■ Dataset records ■
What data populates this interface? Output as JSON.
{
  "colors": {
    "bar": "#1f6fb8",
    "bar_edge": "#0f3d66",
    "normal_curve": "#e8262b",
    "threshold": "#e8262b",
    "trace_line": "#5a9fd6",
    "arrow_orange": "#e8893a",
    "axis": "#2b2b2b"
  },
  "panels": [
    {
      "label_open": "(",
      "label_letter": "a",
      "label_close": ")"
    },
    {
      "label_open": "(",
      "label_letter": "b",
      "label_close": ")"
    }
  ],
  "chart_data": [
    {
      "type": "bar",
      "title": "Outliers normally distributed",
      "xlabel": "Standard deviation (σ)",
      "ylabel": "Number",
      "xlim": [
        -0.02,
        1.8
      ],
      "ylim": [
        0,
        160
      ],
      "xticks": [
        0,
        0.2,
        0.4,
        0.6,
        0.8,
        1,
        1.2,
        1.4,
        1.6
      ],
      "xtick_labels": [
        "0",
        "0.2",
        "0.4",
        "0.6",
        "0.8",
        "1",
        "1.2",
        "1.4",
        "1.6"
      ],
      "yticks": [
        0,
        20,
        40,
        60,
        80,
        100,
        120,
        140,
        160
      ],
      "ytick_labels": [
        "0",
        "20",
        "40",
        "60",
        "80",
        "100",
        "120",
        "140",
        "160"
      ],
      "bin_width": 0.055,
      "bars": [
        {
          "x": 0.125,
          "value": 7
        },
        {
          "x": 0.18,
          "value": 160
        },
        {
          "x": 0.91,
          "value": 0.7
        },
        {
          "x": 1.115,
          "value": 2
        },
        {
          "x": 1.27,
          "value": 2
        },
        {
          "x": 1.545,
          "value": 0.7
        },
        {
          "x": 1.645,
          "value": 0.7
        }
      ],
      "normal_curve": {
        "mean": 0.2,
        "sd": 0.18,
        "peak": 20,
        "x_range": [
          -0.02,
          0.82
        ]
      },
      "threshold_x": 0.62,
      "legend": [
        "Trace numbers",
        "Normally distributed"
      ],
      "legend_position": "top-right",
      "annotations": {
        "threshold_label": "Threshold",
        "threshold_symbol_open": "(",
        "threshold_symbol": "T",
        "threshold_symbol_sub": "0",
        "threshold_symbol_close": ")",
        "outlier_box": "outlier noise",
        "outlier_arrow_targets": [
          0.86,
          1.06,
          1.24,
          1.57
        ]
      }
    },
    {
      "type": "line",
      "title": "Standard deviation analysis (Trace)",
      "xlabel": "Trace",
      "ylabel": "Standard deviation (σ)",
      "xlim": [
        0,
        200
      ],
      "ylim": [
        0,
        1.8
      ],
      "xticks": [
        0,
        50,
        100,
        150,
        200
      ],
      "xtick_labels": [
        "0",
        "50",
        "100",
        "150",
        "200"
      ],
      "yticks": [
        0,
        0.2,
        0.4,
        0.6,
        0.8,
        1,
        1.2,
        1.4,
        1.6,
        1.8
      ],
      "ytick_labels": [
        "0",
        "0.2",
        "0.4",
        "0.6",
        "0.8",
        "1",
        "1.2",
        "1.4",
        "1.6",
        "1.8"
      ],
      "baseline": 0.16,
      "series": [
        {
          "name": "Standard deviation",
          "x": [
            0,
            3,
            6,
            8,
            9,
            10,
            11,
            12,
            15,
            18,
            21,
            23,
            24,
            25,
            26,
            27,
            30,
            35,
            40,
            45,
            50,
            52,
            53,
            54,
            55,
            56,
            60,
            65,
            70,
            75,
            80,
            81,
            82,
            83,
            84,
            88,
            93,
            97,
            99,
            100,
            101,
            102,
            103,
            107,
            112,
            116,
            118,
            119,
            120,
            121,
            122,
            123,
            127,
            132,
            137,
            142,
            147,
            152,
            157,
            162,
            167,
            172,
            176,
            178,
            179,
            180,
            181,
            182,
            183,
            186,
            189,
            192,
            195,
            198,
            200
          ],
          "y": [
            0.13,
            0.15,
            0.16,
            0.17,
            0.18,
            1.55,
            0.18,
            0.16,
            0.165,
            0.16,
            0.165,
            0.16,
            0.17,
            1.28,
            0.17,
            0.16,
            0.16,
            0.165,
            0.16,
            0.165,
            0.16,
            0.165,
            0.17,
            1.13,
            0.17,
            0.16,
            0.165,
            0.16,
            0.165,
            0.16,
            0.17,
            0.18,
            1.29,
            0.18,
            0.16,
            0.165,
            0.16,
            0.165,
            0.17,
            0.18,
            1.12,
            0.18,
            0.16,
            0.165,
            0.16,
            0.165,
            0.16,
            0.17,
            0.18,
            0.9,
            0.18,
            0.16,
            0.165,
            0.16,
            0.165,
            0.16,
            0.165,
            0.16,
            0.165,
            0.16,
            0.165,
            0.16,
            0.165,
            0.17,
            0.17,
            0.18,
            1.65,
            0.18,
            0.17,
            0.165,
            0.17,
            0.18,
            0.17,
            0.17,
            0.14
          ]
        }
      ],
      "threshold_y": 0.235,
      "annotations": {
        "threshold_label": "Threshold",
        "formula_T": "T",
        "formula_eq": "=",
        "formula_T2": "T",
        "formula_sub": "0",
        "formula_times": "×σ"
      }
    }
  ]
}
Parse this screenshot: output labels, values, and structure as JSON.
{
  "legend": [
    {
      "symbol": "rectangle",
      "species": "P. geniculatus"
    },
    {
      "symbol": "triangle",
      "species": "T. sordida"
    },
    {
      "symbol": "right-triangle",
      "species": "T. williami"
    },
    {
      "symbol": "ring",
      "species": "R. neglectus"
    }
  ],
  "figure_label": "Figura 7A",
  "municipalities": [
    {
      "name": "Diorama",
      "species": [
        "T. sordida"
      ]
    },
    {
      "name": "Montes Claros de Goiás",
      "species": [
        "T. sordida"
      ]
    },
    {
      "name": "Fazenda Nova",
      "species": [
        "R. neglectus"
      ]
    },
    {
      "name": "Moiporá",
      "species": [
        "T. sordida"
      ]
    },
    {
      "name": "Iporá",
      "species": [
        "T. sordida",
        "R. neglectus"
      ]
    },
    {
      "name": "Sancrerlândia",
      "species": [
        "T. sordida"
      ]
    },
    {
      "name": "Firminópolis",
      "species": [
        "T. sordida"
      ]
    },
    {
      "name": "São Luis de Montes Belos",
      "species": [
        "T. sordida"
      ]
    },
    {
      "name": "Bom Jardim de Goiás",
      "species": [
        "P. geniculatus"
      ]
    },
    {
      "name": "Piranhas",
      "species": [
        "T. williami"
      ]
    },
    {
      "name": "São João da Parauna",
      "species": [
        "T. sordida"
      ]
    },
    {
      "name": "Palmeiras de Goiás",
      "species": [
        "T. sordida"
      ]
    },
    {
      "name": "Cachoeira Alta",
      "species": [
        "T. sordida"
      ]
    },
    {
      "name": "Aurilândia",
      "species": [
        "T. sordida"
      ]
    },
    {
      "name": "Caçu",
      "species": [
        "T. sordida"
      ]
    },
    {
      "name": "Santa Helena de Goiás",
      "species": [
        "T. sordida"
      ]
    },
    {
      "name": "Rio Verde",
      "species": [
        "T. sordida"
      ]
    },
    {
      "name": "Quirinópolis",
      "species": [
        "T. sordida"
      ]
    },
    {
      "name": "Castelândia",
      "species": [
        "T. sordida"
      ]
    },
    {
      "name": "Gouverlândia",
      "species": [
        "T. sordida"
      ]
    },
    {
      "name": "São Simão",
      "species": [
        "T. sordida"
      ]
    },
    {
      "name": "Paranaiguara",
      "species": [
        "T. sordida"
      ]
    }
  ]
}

■ Instructions to follow ■
Every line of the data above should be reproduced word for word.

■ Correct answer ■
What data populates this interface? Output as JSON.
{
  "colors": {
    "bar": "#1f6fb8",
    "bar_edge": "#0f3d66",
    "normal_curve": "#e8262b",
    "threshold": "#e8262b",
    "trace_line": "#5a9fd6",
    "arrow_orange": "#e8893a",
    "axis": "#2b2b2b"
  },
  "panels": [
    {
      "label_open": "(",
      "label_letter": "a",
      "label_close": ")"
    },
    {
      "label_open": "(",
      "label_letter": "b",
      "label_close": ")"
    }
  ],
  "chart_data": [
    {
      "type": "bar",
      "title": "Outliers normally distributed",
      "xlabel": "Standard deviation (σ)",
      "ylabel": "Number",
      "xlim": [
        -0.02,
        1.8
      ],
      "ylim": [
        0,
        160
      ],
      "xticks": [
        0,
        0.2,
        0.4,
        0.6,
        0.8,
        1,
        1.2,
        1.4,
        1.6
      ],
      "xtick_labels": [
        "0",
        "0.2",
        "0.4",
        "0.6",
        "0.8",
        "1",
        "1.2",
        "1.4",
        "1.6"
      ],
      "yticks": [
        0,
        20,
        40,
        60,
        80,
        100,
        120,
        140,
        160
      ],
      "ytick_labels": [
        "0",
        "20",
        "40",
        "60",
        "80",
        "100",
        "120",
        "140",
        "160"
      ],
      "bin_width": 0.055,
      "bars": [
        {
          "x": 0.125,
          "value": 7
        },
        {
          "x": 0.18,
          "value": 160
        },
        {
          "x": 0.91,
          "value": 0.7
        },
        {
          "x": 1.115,
          "value": 2
        },
        {
          "x": 1.27,
          "value": 2
        },
        {
          "x": 1.545,
          "value": 0.7
        },
        {
          "x": 1.645,
          "value": 0.7
        }
      ],
      "normal_curve": {
        "mean": 0.2,
        "sd": 0.18,
        "peak": 20,
        "x_range": [
          -0.02,
          0.82
        ]
      },
      "threshold_x": 0.62,
      "legend": [
        "Trace numbers",
        "Normally distributed"
      ],
      "legend_position": "top-right",
      "annotations": {
        "threshold_label": "Threshold",
        "threshold_symbol_open": "(",
        "threshold_symbol": "T",
        "threshold_symbol_sub": "0",
        "threshold_symbol_close": ")",
        "outlier_box": "outlier noise",
        "outlier_arrow_targets": [
          0.86,
          1.06,
          1.24,
          1.57
        ]
      }
    },
    {
      "type": "line",
      "title": "Standard deviation analysis (Trace)",
      "xlabel": "Trace",
      "ylabel": "Standard deviation (σ)",
      "xlim": [
        0,
        200
      ],
      "ylim": [
        0,
        1.8
      ],
      "xticks": [
        0,
        50,
        100,
        150,
        200
      ],
      "xtick_labels": [
        "0",
        "50",
        "100",
        "150",
        "200"
      ],
      "yticks": [
        0,
        0.2,
        0.4,
        0.6,
        0.8,
        1,
        1.2,
        1.4,
        1.6,
        1.8
      ],
      "ytick_labels": [
        "0",
        "0.2",
        "0.4",
        "0.6",
        "0.8",
        "1",
        "1.2",
        "1.4",
        "1.6",
        "1.8"
      ],
      "baseline": 0.16,
      "series": [
        {
          "name": "Standard deviation",
          "x": [
            0,
            3,
            6,
            8,
            9,
            10,
            11,
            12,
            15,
            18,
            21,
            23,
            24,
            25,
            26,
            27,
            30,
            35,
            40,
            45,
            50,
            52,
            53,
            54,
            55,
            56,
            60,
            65,
            70,
            75,
            80,
            81,
            82,
            83,
            84,
            88,
            93,
            97,
            99,
            100,
            101,
            102,
            103,
            107,
            112,
            116,
            118,
            119,
            120,
            121,
            122,
            123,
            127,
            132,
            137,
            142,
            147,
            152,
            157,
            162,
            167,
            172,
            176,
            178,
            179,
            180,
            181,
            182,
            183,
            186,
            189,
            192,
            195,
            198,
            200
          ],
          "y": [
            0.13,
            0.15,
            0.16,
            0.17,
            0.18,
            1.55,
            0.18,
            0.16,
            0.165,
            0.16,
            0.165,
            0.16,
            0.17,
            1.28,
            0.17,
            0.16,
            0.16,
            0.165,
            0.16,
            0.165,
            0.16,
            0.165,
            0.17,
            1.13,
            0.17,
            0.16,
            0.165,
            0.16,
            0.165,
            0.16,
            0.17,
            0.18,
            1.29,
            0.18,
            0.16,
            0.165,
            0.16,
            0.165,
            0.17,
            0.18,
            1.12,
            0.18,
            0.16,
            0.165,
            0.16,
            0.165,
            0.16,
            0.17,
            0.18,
            0.9,
            0.18,
            0.16,
            0.165,
            0.16,
            0.165,
            0.16,
            0.165,
            0.16,
            0.165,
            0.16,
            0.165,
            0.16,
            0.165,
            0.17,
            0.17,
            0.18,
            1.65,
            0.18,
            0.17,
            0.165,
            0.17,
            0.18,
            0.17,
            0.17,
            0.14
          ]
        }
      ],
      "threshold_y": 0.235,
      "annotations": {
        "threshold_label": "Threshold",
        "formula_T": "T",
        "formula_eq": "=",
        "formula_T2": "T",
        "formula_sub": "0",
        "formula_times": "×σ"
      }
    }
  ]
}
Parse this screenshot: output labels, values, and structure as JSON.
{
  "legend": [
    {
      "symbol": "rectangle",
      "species": "P. geniculatus"
    },
    {
      "symbol": "triangle",
      "species": "T. sordida"
    },
    {
      "symbol": "right-triangle",
      "species": "T. williami"
    },
    {
      "symbol": "ring",
      "species": "R. neglectus"
    }
  ],
  "figure_label": "Figura 7A",
  "municipalities": [
    {
      "name": "Diorama",
      "species": [
        "T. sordida"
      ]
    },
    {
      "name": "Montes Claros de Goiás",
      "species": [
        "T. sordida"
      ]
    },
    {
      "name": "Fazenda Nova",
      "species": [
        "R. neglectus"
      ]
    },
    {
      "name": "Moiporá",
      "species": [
        "T. sordida"
      ]
    },
    {
      "name": "Iporá",
      "species": [
        "T. sordida",
        "R. neglectus"
      ]
    },
    {
      "name": "Sancrerlândia",
      "species": [
        "T. sordida"
      ]
    },
    {
      "name": "Firminópolis",
      "species": [
        "T. sordida"
      ]
    },
    {
      "name": "São Luis de Montes Belos",
      "species": [
        "T. sordida"
      ]
    },
    {
      "name": "Bom Jardim de Goiás",
      "species": [
        "P. geniculatus"
      ]
    },
    {
      "name": "Piranhas",
      "species": [
        "T. williami"
      ]
    },
    {
      "name": "São João da Parauna",
      "species": [
        "T. sordida"
      ]
    },
    {
      "name": "Palmeiras de Goiás",
      "species": [
        "T. sordida"
      ]
    },
    {
      "name": "Cachoeira Alta",
      "species": [
        "T. sordida"
      ]
    },
    {
      "name": "Aurilândia",
      "species": [
        "T. sordida"
      ]
    },
    {
      "name": "Caçu",
      "species": [
        "T. sordida"
      ]
    },
    {
      "name": "Santa Helena de Goiás",
      "species": [
        "T. sordida"
      ]
    },
    {
      "name": "Rio Verde",
      "species": [
        "T. sordida"
      ]
    },
    {
      "name": "Quirinópolis",
      "species": [
        "T. sordida"
      ]
    },
    {
      "name": "Castelândia",
      "species": [
        "T. sordida"
      ]
    },
    {
      "name": "Gouverlândia",
      "species": [
        "T. sordida"
      ]
    },
    {
      "name": "São Simão",
      "species": [
        "T. sordida"
      ]
    },
    {
      "name": "Paranaiguara",
      "species": [
        "T. sordida"
      ]
    }
  ]
}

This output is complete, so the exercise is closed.